_DATA EXCERPTS:_
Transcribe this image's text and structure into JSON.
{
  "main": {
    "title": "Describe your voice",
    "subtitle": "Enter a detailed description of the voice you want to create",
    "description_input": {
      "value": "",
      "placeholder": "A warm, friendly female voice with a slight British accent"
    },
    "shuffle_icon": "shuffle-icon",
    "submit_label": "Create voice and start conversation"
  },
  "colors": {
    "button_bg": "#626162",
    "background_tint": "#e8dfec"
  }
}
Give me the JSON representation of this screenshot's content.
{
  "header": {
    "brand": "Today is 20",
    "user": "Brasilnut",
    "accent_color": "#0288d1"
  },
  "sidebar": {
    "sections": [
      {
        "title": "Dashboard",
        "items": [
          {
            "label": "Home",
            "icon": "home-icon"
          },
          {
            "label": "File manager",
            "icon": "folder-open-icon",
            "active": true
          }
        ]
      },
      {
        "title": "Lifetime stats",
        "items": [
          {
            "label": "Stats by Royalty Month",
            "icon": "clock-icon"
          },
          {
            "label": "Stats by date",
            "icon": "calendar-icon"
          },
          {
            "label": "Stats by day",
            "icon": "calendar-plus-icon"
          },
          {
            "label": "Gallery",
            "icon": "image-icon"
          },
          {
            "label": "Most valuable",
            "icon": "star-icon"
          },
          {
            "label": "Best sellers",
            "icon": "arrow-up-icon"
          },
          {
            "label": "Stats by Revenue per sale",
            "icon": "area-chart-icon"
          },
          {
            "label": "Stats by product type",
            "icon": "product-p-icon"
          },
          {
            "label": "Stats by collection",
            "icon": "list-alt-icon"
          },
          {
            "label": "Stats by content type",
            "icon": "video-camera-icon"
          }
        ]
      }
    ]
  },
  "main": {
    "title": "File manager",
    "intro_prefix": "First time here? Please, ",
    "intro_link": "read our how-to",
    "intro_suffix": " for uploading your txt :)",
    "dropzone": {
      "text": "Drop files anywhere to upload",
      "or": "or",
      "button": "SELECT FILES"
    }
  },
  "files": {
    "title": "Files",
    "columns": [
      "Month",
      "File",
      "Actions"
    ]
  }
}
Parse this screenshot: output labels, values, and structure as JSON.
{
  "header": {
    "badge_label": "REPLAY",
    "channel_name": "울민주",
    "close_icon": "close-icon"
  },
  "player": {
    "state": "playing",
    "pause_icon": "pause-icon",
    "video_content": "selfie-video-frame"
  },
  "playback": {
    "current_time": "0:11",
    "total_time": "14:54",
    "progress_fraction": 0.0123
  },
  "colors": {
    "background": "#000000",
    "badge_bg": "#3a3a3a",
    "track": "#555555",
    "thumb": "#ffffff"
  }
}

_REQUIREMENT:_
Which lines include the word "this"? List them all.

_SOLUTION:_
Transcribe this image's text and structure into JSON.
Give me the JSON representation of this screenshot's content.
Parse this screenshot: output labels, values, and structure as JSON.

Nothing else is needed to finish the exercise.